PROBLEM: Please return all of the data below as a JSON list of strings with one string per line, skipping blank lines and leaving out the pictures.

━━ THE RECORDS

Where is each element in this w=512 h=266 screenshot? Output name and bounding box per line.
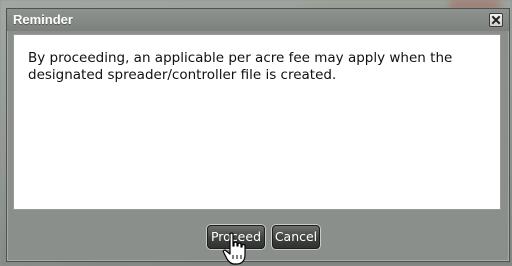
- hand-pointer-icon: [222, 232, 246, 265]
- reminder-dialog: Reminder By proceeding, an applicable pe…: [6, 8, 510, 262]
- cancel-button[interactable]: Cancel: [272, 225, 320, 249]
- close-icon: [491, 15, 501, 25]
- dialog-header: Reminder: [7, 9, 509, 31]
- close-button[interactable]: [489, 13, 503, 27]
- dialog-title: Reminder: [13, 12, 73, 27]
- dialog-body: By proceeding, an applicable per acre fe…: [13, 34, 501, 210]
- dialog-message: By proceeding, an applicable per acre fe…: [28, 50, 453, 83]
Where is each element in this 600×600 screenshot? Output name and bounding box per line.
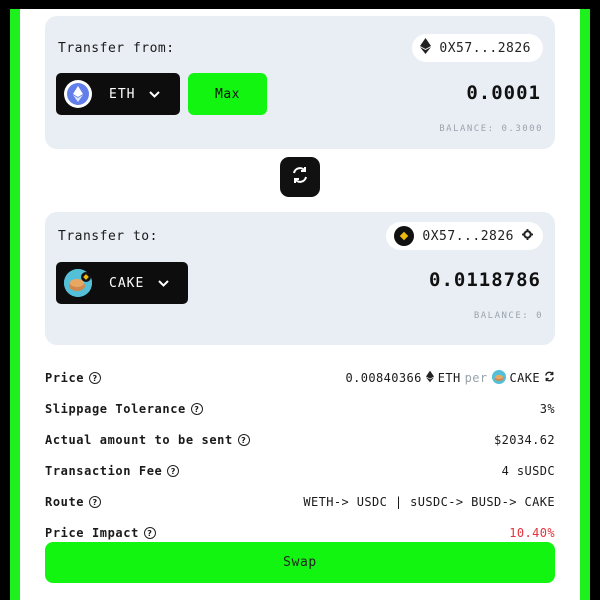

━━━━

WRITTEN RESPONSE:
[
  "Where is each element in this w=512 h=266 screenshot? Output name and bounding box per line.",
  "- hand-pointer-icon: [222, 232, 246, 265]",
  "- reminder-dialog: Reminder By proceeding, an applicable pe…: [6, 8, 510, 262]",
  "- cancel-button[interactable]: Cancel: [272, 225, 320, 249]",
  "- close-icon: [491, 15, 501, 25]",
  "- dialog-header: Reminder: [7, 9, 509, 31]",
  "- close-button[interactable]: [489, 13, 503, 27]",
  "- dialog-title: Reminder: [13, 12, 73, 27]",
  "- dialog-body: By proceeding, an applicable per acre fe…: [13, 34, 501, 210]",
  "- dialog-message: By proceeding, an applicable per acre fe…: [28, 50, 453, 83]",
  "Where is each element in this 600×600 screenshot? Output name and bounding box per line."
]